## What is being asked
Copy each line of the data below with the word "venæ".

_____

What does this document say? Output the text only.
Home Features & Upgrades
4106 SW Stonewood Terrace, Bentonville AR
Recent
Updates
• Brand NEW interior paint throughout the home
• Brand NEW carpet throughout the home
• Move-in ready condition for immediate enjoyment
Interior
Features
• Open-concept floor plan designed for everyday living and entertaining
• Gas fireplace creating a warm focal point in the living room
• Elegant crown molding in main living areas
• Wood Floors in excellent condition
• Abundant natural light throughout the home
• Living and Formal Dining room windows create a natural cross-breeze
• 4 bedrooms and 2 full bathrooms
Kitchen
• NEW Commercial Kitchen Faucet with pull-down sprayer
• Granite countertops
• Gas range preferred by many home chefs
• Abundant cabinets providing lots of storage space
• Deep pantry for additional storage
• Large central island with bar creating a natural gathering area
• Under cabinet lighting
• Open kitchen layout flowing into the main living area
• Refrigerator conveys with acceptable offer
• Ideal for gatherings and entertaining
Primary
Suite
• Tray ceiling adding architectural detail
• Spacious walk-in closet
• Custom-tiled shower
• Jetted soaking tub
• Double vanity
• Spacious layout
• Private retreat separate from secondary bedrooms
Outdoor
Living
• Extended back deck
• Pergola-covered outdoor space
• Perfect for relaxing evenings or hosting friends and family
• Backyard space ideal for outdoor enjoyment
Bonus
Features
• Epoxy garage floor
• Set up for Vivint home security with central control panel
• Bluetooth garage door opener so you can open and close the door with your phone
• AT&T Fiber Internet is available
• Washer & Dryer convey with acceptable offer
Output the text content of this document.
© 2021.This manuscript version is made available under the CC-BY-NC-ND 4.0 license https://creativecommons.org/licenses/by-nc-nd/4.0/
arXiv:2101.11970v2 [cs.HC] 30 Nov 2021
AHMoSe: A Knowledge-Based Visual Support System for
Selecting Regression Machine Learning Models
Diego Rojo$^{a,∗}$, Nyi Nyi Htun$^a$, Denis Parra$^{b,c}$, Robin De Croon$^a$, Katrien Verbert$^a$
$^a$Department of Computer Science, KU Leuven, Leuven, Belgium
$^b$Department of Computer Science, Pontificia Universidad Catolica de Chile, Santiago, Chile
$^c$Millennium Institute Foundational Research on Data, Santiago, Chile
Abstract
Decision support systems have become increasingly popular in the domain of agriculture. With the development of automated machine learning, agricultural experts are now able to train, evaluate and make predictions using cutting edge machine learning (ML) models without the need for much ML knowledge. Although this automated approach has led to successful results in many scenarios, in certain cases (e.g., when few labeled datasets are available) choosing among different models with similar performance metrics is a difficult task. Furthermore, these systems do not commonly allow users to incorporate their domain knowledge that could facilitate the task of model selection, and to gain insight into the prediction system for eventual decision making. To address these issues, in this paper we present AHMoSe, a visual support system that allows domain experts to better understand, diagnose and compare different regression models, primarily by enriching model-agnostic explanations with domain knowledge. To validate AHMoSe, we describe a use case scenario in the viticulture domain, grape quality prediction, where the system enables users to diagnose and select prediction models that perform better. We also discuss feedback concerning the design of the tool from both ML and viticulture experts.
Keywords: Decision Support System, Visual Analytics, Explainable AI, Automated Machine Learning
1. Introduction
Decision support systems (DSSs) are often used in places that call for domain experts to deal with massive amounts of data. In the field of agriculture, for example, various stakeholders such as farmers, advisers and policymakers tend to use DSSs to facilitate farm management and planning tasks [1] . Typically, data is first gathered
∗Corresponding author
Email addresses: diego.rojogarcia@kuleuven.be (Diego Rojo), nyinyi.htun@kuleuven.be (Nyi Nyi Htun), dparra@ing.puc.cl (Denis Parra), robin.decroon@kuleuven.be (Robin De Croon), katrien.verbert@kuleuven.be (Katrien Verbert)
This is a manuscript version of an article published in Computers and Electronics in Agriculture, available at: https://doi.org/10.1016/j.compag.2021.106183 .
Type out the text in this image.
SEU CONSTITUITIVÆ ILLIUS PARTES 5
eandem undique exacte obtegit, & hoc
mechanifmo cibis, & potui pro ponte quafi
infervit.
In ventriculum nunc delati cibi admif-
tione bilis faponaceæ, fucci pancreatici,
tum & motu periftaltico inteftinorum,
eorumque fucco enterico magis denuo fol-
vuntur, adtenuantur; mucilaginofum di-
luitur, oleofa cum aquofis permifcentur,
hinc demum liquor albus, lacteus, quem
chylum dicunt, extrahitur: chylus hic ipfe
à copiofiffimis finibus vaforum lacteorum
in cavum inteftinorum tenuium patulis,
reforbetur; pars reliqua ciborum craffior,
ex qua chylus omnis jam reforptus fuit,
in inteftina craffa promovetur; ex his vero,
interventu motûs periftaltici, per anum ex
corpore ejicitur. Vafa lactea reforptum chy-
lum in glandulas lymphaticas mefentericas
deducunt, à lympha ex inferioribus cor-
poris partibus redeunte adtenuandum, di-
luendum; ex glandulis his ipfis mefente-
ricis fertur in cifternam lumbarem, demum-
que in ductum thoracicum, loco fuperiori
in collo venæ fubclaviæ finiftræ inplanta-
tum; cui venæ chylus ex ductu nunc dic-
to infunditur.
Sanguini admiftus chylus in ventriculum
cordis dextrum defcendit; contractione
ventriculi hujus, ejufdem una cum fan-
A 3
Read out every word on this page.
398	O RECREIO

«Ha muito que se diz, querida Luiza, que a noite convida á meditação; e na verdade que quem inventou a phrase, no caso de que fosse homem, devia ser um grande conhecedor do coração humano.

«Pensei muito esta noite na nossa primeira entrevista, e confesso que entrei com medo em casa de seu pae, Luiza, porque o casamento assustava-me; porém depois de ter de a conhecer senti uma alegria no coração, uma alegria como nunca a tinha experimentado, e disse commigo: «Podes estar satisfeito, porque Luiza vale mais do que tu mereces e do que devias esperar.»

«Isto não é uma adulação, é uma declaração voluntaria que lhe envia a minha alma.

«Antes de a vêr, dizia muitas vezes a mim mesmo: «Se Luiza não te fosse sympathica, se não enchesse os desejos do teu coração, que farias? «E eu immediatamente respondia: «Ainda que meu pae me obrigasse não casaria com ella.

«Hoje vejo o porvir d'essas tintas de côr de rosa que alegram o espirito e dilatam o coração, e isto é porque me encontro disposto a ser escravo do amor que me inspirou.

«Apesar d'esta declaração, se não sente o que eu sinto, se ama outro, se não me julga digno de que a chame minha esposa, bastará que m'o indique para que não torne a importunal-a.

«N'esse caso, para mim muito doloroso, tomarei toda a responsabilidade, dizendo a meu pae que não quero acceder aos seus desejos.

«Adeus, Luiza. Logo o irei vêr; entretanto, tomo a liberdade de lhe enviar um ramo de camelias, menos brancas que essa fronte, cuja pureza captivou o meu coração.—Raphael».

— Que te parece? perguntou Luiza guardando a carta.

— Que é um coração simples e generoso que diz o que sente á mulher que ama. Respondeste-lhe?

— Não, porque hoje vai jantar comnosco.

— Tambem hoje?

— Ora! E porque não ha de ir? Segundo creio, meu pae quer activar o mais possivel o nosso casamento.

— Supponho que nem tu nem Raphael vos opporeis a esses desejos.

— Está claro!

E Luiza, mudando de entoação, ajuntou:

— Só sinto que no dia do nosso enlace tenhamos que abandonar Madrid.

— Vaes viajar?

_____

## Result
in collo venæ fubclaviæ finiftræ inplanta-
tum; cui venæ chylus ex ductu nunc dic-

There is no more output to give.